## PROBLEM DETAILS
Give back the entire listing verbatim.

[start]

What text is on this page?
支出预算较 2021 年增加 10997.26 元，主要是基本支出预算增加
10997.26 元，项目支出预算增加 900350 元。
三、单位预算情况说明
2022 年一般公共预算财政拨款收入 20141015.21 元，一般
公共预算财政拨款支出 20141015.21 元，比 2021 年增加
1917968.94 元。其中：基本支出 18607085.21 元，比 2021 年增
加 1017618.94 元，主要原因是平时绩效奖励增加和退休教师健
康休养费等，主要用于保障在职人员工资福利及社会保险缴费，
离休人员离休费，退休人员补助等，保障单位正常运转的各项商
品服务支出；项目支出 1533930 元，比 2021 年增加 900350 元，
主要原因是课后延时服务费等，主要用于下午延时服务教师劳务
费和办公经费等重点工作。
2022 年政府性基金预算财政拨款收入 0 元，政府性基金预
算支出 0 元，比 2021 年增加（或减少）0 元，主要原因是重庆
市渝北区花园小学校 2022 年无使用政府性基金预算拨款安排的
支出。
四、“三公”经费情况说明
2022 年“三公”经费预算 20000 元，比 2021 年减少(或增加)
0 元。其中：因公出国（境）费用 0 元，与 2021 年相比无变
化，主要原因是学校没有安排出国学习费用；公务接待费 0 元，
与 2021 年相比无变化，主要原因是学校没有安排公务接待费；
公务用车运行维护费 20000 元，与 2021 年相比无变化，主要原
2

[end]

## REPLY TO THE TASK
What text is on this page?
支出预算较 2021 年增加 10997.26 元，主要是基本支出预算增加
10997.26 元，项目支出预算增加 900350 元。
三、单位预算情况说明
2022 年一般公共预算财政拨款收入 20141015.21 元，一般
公共预算财政拨款支出 20141015.21 元，比 2021 年增加
1917968.94 元。其中：基本支出 18607085.21 元，比 2021 年增
加 1017618.94 元，主要原因是平时绩效奖励增加和退休教师健
康休养费等，主要用于保障在职人员工资福利及社会保险缴费，
离休人员离休费，退休人员补助等，保障单位正常运转的各项商
品服务支出；项目支出 1533930 元，比 2021 年增加 900350 元，
主要原因是课后延时服务费等，主要用于下午延时服务教师劳务
费和办公经费等重点工作。
2022 年政府性基金预算财政拨款收入 0 元，政府性基金预
算支出 0 元，比 2021 年增加（或减少）0 元，主要原因是重庆
市渝北区花园小学校 2022 年无使用政府性基金预算拨款安排的
支出。
四、“三公”经费情况说明
2022 年“三公”经费预算 20000 元，比 2021 年减少(或增加)
0 元。其中：因公出国（境）费用 0 元，与 2021 年相比无变
化，主要原因是学校没有安排出国学习费用；公务接待费 0 元，
与 2021 年相比无变化，主要原因是学校没有安排公务接待费；
公务用车运行维护费 20000 元，与 2021 年相比无变化，主要原
2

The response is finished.